Task to complete —
Look through the records below, and copy out every line that holds the string "ᠡᠨᠡᠷᠢᠯ".

Dataset entries:
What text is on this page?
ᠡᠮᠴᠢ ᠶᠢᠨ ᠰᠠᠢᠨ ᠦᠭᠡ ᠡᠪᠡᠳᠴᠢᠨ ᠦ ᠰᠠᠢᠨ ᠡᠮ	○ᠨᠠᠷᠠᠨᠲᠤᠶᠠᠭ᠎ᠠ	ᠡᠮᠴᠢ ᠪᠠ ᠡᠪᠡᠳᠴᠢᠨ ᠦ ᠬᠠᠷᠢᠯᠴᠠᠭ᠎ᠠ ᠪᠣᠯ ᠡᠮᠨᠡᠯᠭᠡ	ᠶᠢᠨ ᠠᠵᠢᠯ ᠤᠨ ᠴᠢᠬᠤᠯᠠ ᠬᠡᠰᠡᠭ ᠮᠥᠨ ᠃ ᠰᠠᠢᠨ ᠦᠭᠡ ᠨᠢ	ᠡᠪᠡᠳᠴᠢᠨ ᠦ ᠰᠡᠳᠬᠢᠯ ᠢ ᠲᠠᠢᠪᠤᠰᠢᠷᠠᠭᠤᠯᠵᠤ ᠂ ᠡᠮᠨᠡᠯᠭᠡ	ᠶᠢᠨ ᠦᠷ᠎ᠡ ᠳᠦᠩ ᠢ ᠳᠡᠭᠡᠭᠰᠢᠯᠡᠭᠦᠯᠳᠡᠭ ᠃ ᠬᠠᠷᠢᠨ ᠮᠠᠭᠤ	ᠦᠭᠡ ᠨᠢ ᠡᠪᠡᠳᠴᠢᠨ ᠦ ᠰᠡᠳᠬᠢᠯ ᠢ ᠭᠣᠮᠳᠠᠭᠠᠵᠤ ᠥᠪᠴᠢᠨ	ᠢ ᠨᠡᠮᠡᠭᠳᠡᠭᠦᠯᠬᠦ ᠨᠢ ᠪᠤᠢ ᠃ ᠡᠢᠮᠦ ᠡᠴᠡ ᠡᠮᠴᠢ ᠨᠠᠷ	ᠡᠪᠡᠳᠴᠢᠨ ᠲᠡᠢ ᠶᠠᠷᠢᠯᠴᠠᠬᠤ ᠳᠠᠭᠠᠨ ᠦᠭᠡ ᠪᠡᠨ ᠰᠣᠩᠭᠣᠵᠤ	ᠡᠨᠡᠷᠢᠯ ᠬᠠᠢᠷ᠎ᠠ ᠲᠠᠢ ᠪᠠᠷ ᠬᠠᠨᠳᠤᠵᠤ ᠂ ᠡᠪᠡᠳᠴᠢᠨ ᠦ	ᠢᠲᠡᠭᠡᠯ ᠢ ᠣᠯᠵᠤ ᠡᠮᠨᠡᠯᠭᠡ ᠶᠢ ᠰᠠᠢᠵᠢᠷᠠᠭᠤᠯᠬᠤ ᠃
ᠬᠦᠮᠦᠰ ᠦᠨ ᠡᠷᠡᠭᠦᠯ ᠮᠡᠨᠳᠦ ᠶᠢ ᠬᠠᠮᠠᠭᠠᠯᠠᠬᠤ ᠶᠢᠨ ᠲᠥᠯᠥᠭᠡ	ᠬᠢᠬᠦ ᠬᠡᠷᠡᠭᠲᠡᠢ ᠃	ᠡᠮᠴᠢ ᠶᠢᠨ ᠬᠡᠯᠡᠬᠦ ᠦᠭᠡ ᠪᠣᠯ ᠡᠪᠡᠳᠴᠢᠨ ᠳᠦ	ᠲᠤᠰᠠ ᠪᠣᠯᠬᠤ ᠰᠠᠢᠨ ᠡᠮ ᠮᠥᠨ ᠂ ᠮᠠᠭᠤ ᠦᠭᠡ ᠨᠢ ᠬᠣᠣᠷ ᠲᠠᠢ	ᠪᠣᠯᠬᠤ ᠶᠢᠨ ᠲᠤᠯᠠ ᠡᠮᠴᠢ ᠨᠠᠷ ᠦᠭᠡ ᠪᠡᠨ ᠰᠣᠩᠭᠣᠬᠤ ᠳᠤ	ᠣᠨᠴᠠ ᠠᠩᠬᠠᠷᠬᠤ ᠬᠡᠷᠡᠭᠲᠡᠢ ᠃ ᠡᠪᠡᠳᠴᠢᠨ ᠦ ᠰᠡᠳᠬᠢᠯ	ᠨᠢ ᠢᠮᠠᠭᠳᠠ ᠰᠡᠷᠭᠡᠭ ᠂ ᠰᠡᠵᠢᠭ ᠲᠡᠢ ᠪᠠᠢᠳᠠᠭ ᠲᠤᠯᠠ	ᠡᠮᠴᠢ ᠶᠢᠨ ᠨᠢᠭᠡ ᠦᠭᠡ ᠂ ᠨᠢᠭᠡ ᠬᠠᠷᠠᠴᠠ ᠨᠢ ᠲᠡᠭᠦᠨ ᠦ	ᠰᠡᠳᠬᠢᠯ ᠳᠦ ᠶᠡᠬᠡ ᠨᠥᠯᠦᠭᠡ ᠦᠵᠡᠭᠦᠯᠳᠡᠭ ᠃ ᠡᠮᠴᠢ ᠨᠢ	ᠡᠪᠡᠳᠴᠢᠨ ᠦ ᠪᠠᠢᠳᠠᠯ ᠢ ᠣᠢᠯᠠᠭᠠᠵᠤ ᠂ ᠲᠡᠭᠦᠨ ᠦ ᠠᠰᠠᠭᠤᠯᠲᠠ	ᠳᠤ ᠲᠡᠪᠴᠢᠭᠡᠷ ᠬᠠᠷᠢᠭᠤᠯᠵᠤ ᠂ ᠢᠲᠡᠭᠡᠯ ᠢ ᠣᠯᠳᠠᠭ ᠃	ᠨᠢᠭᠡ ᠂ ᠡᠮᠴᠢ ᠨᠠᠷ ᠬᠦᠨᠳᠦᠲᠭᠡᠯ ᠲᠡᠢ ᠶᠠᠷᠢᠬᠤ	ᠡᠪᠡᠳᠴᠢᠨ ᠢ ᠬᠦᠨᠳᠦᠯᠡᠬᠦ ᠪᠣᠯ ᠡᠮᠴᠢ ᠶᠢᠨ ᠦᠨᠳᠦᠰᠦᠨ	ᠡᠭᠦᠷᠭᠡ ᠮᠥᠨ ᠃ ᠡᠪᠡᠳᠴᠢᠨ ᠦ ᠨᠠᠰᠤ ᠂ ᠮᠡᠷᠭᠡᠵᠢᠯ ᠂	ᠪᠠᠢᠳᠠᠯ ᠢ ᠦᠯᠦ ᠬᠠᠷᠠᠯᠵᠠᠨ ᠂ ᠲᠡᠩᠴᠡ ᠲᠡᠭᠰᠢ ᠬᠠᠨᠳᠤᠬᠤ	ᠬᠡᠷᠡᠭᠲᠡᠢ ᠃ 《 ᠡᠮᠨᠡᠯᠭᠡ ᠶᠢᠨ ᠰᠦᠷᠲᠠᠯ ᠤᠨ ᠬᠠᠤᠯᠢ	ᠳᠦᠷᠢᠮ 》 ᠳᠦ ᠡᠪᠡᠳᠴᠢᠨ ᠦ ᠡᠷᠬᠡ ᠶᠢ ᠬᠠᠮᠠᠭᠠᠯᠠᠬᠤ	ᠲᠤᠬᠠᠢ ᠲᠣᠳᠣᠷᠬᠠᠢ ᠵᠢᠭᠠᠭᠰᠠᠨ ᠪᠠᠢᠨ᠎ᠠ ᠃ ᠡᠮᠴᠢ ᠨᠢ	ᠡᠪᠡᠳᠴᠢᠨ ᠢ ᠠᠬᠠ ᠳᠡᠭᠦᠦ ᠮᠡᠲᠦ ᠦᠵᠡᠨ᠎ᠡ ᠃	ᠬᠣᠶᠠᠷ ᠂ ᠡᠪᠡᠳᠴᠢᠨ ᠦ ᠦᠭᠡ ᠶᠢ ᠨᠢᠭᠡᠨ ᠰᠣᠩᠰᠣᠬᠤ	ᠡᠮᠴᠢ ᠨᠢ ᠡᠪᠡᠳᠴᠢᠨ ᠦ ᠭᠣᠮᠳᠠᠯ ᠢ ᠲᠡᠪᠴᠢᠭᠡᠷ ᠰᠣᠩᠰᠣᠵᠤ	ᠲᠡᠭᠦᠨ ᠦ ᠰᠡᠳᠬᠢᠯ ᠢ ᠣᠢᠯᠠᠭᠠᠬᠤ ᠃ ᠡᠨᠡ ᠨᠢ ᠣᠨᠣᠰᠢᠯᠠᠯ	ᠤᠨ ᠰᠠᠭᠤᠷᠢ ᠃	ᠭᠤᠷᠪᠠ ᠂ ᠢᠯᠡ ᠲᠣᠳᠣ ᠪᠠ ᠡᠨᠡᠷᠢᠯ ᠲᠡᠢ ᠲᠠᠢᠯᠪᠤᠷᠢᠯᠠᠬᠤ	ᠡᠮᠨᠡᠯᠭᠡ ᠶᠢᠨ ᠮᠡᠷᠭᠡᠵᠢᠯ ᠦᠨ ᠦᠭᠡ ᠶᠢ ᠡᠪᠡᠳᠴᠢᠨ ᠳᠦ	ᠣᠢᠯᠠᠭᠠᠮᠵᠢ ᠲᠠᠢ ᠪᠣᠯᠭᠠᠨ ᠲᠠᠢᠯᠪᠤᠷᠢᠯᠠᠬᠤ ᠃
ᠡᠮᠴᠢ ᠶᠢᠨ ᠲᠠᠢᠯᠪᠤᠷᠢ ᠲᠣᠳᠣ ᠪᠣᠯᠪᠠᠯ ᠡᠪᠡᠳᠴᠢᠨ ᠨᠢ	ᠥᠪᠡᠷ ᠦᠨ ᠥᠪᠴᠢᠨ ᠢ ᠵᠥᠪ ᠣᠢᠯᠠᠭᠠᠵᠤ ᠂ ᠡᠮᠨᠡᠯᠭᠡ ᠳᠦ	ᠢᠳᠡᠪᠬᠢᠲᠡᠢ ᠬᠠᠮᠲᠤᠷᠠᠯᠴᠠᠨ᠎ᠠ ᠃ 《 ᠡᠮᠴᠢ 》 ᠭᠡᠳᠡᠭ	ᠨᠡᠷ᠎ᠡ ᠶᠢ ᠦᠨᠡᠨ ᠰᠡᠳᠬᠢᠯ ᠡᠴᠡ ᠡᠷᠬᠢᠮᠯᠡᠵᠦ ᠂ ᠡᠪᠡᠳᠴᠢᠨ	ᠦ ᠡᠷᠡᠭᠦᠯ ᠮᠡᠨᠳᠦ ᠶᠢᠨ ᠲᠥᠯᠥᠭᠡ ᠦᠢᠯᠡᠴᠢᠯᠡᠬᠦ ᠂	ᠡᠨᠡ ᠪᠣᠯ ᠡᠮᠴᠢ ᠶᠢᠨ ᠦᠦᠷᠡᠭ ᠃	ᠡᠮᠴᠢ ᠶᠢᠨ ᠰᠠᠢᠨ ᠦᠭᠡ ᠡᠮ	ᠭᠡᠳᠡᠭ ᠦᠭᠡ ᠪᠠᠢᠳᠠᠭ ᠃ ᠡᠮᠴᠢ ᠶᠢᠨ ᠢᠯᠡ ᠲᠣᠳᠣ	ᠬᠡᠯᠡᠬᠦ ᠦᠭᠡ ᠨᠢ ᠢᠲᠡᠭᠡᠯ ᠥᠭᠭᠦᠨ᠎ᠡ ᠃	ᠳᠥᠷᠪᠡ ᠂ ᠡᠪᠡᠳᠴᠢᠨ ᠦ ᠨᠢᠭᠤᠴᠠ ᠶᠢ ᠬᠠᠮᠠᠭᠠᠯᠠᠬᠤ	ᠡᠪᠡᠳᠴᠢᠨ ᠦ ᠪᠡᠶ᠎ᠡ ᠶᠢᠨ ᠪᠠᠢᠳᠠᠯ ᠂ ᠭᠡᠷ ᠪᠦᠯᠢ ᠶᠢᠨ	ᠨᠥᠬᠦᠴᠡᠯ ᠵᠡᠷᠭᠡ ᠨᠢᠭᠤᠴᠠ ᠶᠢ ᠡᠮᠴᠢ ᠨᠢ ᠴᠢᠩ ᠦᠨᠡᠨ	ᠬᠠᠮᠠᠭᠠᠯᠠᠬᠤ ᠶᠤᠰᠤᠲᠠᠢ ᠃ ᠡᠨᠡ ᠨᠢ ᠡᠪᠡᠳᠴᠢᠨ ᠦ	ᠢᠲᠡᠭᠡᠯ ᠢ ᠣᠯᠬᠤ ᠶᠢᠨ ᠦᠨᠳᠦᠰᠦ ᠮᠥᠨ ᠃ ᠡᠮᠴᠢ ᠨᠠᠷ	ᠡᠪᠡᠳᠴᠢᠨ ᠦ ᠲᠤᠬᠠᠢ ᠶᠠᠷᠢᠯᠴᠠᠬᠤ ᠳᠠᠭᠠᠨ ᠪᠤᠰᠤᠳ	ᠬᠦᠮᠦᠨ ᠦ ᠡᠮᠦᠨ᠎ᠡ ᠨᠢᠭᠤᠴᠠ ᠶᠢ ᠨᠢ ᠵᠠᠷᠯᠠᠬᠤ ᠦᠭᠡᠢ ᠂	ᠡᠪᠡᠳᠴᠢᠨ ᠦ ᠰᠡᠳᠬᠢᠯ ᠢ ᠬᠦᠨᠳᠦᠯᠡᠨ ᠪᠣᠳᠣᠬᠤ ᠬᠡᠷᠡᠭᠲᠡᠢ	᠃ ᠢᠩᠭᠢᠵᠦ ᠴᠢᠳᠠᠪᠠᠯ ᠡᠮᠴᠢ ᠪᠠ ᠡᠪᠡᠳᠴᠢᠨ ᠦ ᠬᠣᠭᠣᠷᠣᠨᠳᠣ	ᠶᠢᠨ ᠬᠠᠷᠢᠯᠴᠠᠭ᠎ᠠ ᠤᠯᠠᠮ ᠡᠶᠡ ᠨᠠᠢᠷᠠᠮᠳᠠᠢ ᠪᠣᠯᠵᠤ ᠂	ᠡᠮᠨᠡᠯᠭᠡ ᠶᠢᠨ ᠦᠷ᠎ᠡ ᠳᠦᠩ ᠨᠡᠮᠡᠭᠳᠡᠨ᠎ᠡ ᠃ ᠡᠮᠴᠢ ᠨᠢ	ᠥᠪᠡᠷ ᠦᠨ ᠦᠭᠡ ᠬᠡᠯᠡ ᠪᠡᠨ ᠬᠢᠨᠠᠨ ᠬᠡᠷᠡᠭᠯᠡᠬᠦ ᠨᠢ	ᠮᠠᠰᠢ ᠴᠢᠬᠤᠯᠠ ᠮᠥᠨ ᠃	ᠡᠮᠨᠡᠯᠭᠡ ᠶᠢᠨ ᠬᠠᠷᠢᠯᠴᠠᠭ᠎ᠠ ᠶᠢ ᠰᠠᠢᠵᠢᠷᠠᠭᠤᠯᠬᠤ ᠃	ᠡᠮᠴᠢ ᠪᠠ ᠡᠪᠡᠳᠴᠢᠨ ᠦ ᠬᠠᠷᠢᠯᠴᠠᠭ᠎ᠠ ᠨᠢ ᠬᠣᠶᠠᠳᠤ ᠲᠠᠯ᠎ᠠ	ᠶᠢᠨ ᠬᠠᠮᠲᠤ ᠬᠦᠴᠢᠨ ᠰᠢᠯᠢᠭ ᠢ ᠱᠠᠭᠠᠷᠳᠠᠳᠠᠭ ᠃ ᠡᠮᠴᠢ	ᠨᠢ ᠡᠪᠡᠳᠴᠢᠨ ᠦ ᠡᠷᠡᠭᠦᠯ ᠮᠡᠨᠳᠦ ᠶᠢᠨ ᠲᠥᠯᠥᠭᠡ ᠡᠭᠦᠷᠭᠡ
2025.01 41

Output —
ᠡᠮᠴᠢ ᠶᠢᠨ ᠰᠠᠢᠨ ᠦᠭᠡ ᠡᠪᠡᠳᠴᠢᠨ ᠦ ᠰᠠᠢᠨ ᠡᠮ	○ᠨᠠᠷᠠᠨᠲᠤᠶᠠᠭ᠎ᠠ	ᠡᠮᠴᠢ ᠪᠠ ᠡᠪᠡᠳᠴᠢᠨ ᠦ ᠬᠠᠷᠢᠯᠴᠠᠭ᠎ᠠ ᠪᠣᠯ ᠡᠮᠨᠡᠯᠭᠡ	ᠶᠢᠨ ᠠᠵᠢᠯ ᠤᠨ ᠴᠢᠬᠤᠯᠠ ᠬᠡᠰᠡᠭ ᠮᠥᠨ ᠃ ᠰᠠᠢᠨ ᠦᠭᠡ ᠨᠢ	ᠡᠪᠡᠳᠴᠢᠨ ᠦ ᠰᠡᠳᠬᠢᠯ ᠢ ᠲᠠᠢᠪᠤᠰᠢᠷᠠᠭᠤᠯᠵᠤ ᠂ ᠡᠮᠨᠡᠯᠭᠡ	ᠶᠢᠨ ᠦᠷ᠎ᠡ ᠳᠦᠩ ᠢ ᠳᠡᠭᠡᠭᠰᠢᠯᠡᠭᠦᠯᠳᠡᠭ ᠃ ᠬᠠᠷᠢᠨ ᠮᠠᠭᠤ	ᠦᠭᠡ ᠨᠢ ᠡᠪᠡᠳᠴᠢᠨ ᠦ ᠰᠡᠳᠬᠢᠯ ᠢ ᠭᠣᠮᠳᠠᠭᠠᠵᠤ ᠥᠪᠴᠢᠨ	ᠢ ᠨᠡᠮᠡᠭᠳᠡᠭᠦᠯᠬᠦ ᠨᠢ ᠪᠤᠢ ᠃ ᠡᠢᠮᠦ ᠡᠴᠡ ᠡᠮᠴᠢ ᠨᠠᠷ	ᠡᠪᠡᠳᠴᠢᠨ ᠲᠡᠢ ᠶᠠᠷᠢᠯᠴᠠᠬᠤ ᠳᠠᠭᠠᠨ ᠦᠭᠡ ᠪᠡᠨ ᠰᠣᠩᠭᠣᠵᠤ	ᠡᠨᠡᠷᠢᠯ ᠬᠠᠢᠷ᠎ᠠ ᠲᠠᠢ ᠪᠠᠷ ᠬᠠᠨᠳᠤᠵᠤ ᠂ ᠡᠪᠡᠳᠴᠢᠨ ᠦ	ᠢᠲᠡᠭᠡᠯ ᠢ ᠣᠯᠵᠤ ᠡᠮᠨᠡᠯᠭᠡ ᠶᠢ ᠰᠠᠢᠵᠢᠷᠠᠭᠤᠯᠬᠤ ᠃
ᠬᠦᠮᠦᠰ ᠦᠨ ᠡᠷᠡᠭᠦᠯ ᠮᠡᠨᠳᠦ ᠶᠢ ᠬᠠᠮᠠᠭᠠᠯᠠᠬᠤ ᠶᠢᠨ ᠲᠥᠯᠥᠭᠡ	ᠬᠢᠬᠦ ᠬᠡᠷᠡᠭᠲᠡᠢ ᠃	ᠡᠮᠴᠢ ᠶᠢᠨ ᠬᠡᠯᠡᠬᠦ ᠦᠭᠡ ᠪᠣᠯ ᠡᠪᠡᠳᠴᠢᠨ ᠳᠦ	ᠲᠤᠰᠠ ᠪᠣᠯᠬᠤ ᠰᠠᠢᠨ ᠡᠮ ᠮᠥᠨ ᠂ ᠮᠠᠭᠤ ᠦᠭᠡ ᠨᠢ ᠬᠣᠣᠷ ᠲᠠᠢ	ᠪᠣᠯᠬᠤ ᠶᠢᠨ ᠲᠤᠯᠠ ᠡᠮᠴᠢ ᠨᠠᠷ ᠦᠭᠡ ᠪᠡᠨ ᠰᠣᠩᠭᠣᠬᠤ ᠳᠤ	ᠣᠨᠴᠠ ᠠᠩᠬᠠᠷᠬᠤ ᠬᠡᠷᠡᠭᠲᠡᠢ ᠃ ᠡᠪᠡᠳᠴᠢᠨ ᠦ ᠰᠡᠳᠬᠢᠯ	ᠨᠢ ᠢᠮᠠᠭᠳᠠ ᠰᠡᠷᠭᠡᠭ ᠂ ᠰᠡᠵᠢᠭ ᠲᠡᠢ ᠪᠠᠢᠳᠠᠭ ᠲᠤᠯᠠ	ᠡᠮᠴᠢ ᠶᠢᠨ ᠨᠢᠭᠡ ᠦᠭᠡ ᠂ ᠨᠢᠭᠡ ᠬᠠᠷᠠᠴᠠ ᠨᠢ ᠲᠡᠭᠦᠨ ᠦ	ᠰᠡᠳᠬᠢᠯ ᠳᠦ ᠶᠡᠬᠡ ᠨᠥᠯᠦᠭᠡ ᠦᠵᠡᠭᠦᠯᠳᠡᠭ ᠃ ᠡᠮᠴᠢ ᠨᠢ	ᠡᠪᠡᠳᠴᠢᠨ ᠦ ᠪᠠᠢᠳᠠᠯ ᠢ ᠣᠢᠯᠠᠭᠠᠵᠤ ᠂ ᠲᠡᠭᠦᠨ ᠦ ᠠᠰᠠᠭᠤᠯᠲᠠ	ᠳᠤ ᠲᠡᠪᠴᠢᠭᠡᠷ ᠬᠠᠷᠢᠭᠤᠯᠵᠤ ᠂ ᠢᠲᠡᠭᠡᠯ ᠢ ᠣᠯᠳᠠᠭ ᠃	ᠨᠢᠭᠡ ᠂ ᠡᠮᠴᠢ ᠨᠠᠷ ᠬᠦᠨᠳᠦᠲᠭᠡᠯ ᠲᠡᠢ ᠶᠠᠷᠢᠬᠤ	ᠡᠪᠡᠳᠴᠢᠨ ᠢ ᠬᠦᠨᠳᠦᠯᠡᠬᠦ ᠪᠣᠯ ᠡᠮᠴᠢ ᠶᠢᠨ ᠦᠨᠳᠦᠰᠦᠨ	ᠡᠭᠦᠷᠭᠡ ᠮᠥᠨ ᠃ ᠡᠪᠡᠳᠴᠢᠨ ᠦ ᠨᠠᠰᠤ ᠂ ᠮᠡᠷᠭᠡᠵᠢᠯ ᠂	ᠪᠠᠢᠳᠠᠯ ᠢ ᠦᠯᠦ ᠬᠠᠷᠠᠯᠵᠠᠨ ᠂ ᠲᠡᠩᠴᠡ ᠲᠡᠭᠰᠢ ᠬᠠᠨᠳᠤᠬᠤ	ᠬᠡᠷᠡᠭᠲᠡᠢ ᠃ 《 ᠡᠮᠨᠡᠯᠭᠡ ᠶᠢᠨ ᠰᠦᠷᠲᠠᠯ ᠤᠨ ᠬᠠᠤᠯᠢ	ᠳᠦᠷᠢᠮ 》 ᠳᠦ ᠡᠪᠡᠳᠴᠢᠨ ᠦ ᠡᠷᠬᠡ ᠶᠢ ᠬᠠᠮᠠᠭᠠᠯᠠᠬᠤ	ᠲᠤᠬᠠᠢ ᠲᠣᠳᠣᠷᠬᠠᠢ ᠵᠢᠭᠠᠭᠰᠠᠨ ᠪᠠᠢᠨ᠎ᠠ ᠃ ᠡᠮᠴᠢ ᠨᠢ	ᠡᠪᠡᠳᠴᠢᠨ ᠢ ᠠᠬᠠ ᠳᠡᠭᠦᠦ ᠮᠡᠲᠦ ᠦᠵᠡᠨ᠎ᠡ ᠃	ᠬᠣᠶᠠᠷ ᠂ ᠡᠪᠡᠳᠴᠢᠨ ᠦ ᠦᠭᠡ ᠶᠢ ᠨᠢᠭᠡᠨ ᠰᠣᠩᠰᠣᠬᠤ	ᠡᠮᠴᠢ ᠨᠢ ᠡᠪᠡᠳᠴᠢᠨ ᠦ ᠭᠣᠮᠳᠠᠯ ᠢ ᠲᠡᠪᠴᠢᠭᠡᠷ ᠰᠣᠩᠰᠣᠵᠤ	ᠲᠡᠭᠦᠨ ᠦ ᠰᠡᠳᠬᠢᠯ ᠢ ᠣᠢᠯᠠᠭᠠᠬᠤ ᠃ ᠡᠨᠡ ᠨᠢ ᠣᠨᠣᠰᠢᠯᠠᠯ	ᠤᠨ ᠰᠠᠭᠤᠷᠢ ᠃	ᠭᠤᠷᠪᠠ ᠂ ᠢᠯᠡ ᠲᠣᠳᠣ ᠪᠠ ᠡᠨᠡᠷᠢᠯ ᠲᠡᠢ ᠲᠠᠢᠯᠪᠤᠷᠢᠯᠠᠬᠤ	ᠡᠮᠨᠡᠯᠭᠡ ᠶᠢᠨ ᠮᠡᠷᠭᠡᠵᠢᠯ ᠦᠨ ᠦᠭᠡ ᠶᠢ ᠡᠪᠡᠳᠴᠢᠨ ᠳᠦ	ᠣᠢᠯᠠᠭᠠᠮᠵᠢ ᠲᠠᠢ ᠪᠣᠯᠭᠠᠨ ᠲᠠᠢᠯᠪᠤᠷᠢᠯᠠᠬᠤ ᠃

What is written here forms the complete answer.